- _WHAT IS REQUIRED_:
Copy every record below, exactly as written.

- _DATA SHOWN_:
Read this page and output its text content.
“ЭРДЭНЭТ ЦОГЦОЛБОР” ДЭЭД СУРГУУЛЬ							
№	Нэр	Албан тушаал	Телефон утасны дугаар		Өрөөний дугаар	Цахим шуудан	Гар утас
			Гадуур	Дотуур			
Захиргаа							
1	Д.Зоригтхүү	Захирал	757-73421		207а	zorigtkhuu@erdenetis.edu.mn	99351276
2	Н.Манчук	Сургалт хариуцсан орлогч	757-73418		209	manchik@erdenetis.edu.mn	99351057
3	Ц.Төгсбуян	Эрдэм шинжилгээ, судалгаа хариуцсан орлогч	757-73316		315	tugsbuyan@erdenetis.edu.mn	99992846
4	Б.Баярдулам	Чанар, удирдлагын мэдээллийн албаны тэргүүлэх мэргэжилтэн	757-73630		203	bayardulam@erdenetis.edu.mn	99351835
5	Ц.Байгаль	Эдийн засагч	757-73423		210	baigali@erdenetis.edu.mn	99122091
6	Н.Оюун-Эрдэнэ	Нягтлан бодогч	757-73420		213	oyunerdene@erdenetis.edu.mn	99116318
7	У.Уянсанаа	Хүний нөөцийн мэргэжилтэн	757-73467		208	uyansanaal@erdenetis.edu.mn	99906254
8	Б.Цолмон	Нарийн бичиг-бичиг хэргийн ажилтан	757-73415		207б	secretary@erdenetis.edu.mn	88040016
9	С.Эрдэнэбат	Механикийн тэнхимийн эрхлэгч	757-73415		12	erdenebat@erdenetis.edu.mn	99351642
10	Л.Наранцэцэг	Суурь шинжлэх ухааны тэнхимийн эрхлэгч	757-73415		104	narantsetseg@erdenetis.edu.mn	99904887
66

- _WRITTEN ANSWER_:
Read this page and output its text content.
“ЭРДЭНЭТ ЦОГЦОЛБОР” ДЭЭД СУРГУУЛЬ							
№	Нэр	Албан тушаал	Телефон утасны дугаар		Өрөөний дугаар	Цахим шуудан	Гар утас
			Гадуур	Дотуур			
Захиргаа							
1	Д.Зоригтхүү	Захирал	757-73421		207а	zorigtkhuu@erdenetis.edu.mn	99351276
2	Н.Манчук	Сургалт хариуцсан орлогч	757-73418		209	manchik@erdenetis.edu.mn	99351057
3	Ц.Төгсбуян	Эрдэм шинжилгээ, судалгаа хариуцсан орлогч	757-73316		315	tugsbuyan@erdenetis.edu.mn	99992846
4	Б.Баярдулам	Чанар, удирдлагын мэдээллийн албаны тэргүүлэх мэргэжилтэн	757-73630		203	bayardulam@erdenetis.edu.mn	99351835
5	Ц.Байгаль	Эдийн засагч	757-73423		210	baigali@erdenetis.edu.mn	99122091
6	Н.Оюун-Эрдэнэ	Нягтлан бодогч	757-73420		213	oyunerdene@erdenetis.edu.mn	99116318
7	У.Уянсанаа	Хүний нөөцийн мэргэжилтэн	757-73467		208	uyansanaal@erdenetis.edu.mn	99906254
8	Б.Цолмон	Нарийн бичиг-бичиг хэргийн ажилтан	757-73415		207б	secretary@erdenetis.edu.mn	88040016
9	С.Эрдэнэбат	Механикийн тэнхимийн эрхлэгч	757-73415		12	erdenebat@erdenetis.edu.mn	99351642
10	Л.Наранцэцэг	Суурь шинжлэх ухааны тэнхимийн эрхлэгч	757-73415		104	narantsetseg@erdenetis.edu.mn	99904887
66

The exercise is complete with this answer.